Exercise instructions: Copy out, from the entries below, each line holding the string "screenshot".

Collected data

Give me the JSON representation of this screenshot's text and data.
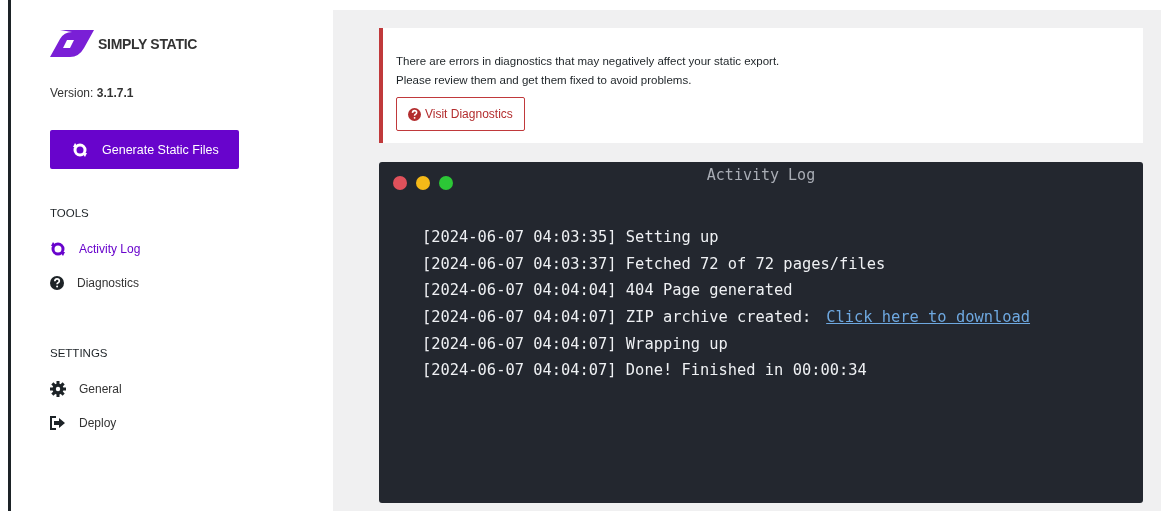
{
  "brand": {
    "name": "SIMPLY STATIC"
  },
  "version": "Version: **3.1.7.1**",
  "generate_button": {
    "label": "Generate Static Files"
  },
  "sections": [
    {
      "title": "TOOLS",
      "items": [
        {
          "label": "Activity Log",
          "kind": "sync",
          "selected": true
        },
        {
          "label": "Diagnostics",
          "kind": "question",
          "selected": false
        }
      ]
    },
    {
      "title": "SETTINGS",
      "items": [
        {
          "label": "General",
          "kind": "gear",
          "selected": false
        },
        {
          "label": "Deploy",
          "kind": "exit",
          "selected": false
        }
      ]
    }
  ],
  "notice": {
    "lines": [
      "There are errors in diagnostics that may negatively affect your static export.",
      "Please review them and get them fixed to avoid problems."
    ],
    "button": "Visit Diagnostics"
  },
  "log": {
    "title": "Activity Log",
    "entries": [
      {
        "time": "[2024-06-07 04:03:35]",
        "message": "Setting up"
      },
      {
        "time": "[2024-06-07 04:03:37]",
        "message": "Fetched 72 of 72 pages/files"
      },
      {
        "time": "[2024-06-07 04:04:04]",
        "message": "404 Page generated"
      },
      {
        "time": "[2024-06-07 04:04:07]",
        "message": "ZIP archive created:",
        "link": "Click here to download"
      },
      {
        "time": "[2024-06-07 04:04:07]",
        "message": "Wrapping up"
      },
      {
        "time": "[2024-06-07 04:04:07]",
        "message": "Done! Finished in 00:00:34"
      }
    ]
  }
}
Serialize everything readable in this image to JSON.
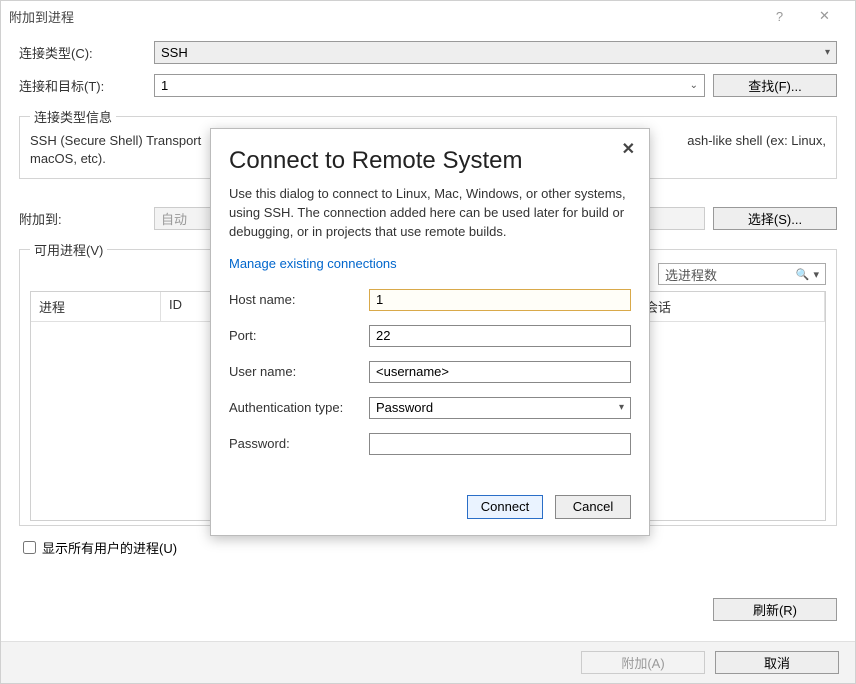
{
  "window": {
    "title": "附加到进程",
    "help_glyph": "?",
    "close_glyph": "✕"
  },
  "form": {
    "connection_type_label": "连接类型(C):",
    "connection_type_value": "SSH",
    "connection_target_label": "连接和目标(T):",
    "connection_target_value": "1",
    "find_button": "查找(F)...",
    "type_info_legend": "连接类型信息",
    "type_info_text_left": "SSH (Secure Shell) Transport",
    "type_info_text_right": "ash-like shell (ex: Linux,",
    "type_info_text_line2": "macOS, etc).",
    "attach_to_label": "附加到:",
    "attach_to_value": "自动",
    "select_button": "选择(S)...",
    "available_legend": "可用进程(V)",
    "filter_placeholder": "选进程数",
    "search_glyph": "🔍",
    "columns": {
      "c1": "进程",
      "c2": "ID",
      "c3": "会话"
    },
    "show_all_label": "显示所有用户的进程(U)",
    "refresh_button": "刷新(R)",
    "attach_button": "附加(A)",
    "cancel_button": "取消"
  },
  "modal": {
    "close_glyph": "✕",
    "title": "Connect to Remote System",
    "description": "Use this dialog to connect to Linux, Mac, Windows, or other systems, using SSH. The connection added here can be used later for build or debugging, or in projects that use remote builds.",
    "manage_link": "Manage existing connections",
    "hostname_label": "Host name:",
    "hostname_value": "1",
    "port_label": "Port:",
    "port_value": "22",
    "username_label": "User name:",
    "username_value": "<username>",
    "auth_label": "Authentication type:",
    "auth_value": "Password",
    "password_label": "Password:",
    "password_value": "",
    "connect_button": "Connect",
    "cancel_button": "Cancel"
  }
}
---
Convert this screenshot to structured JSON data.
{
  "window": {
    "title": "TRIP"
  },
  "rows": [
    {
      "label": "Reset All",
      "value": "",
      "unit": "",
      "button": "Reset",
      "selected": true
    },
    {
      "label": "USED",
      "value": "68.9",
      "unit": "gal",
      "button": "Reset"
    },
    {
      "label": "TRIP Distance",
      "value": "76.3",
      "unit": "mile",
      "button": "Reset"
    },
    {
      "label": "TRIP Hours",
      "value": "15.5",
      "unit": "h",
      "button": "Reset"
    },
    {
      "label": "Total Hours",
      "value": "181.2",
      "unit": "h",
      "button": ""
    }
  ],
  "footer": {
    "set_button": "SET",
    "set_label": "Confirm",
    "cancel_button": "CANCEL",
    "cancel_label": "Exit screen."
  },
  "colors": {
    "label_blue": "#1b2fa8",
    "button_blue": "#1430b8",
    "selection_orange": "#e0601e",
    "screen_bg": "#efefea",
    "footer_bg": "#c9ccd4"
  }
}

Exercise result:
Give me the JSON representation of this screenshot's text and data.
Convert this screenshot to structured JSON data.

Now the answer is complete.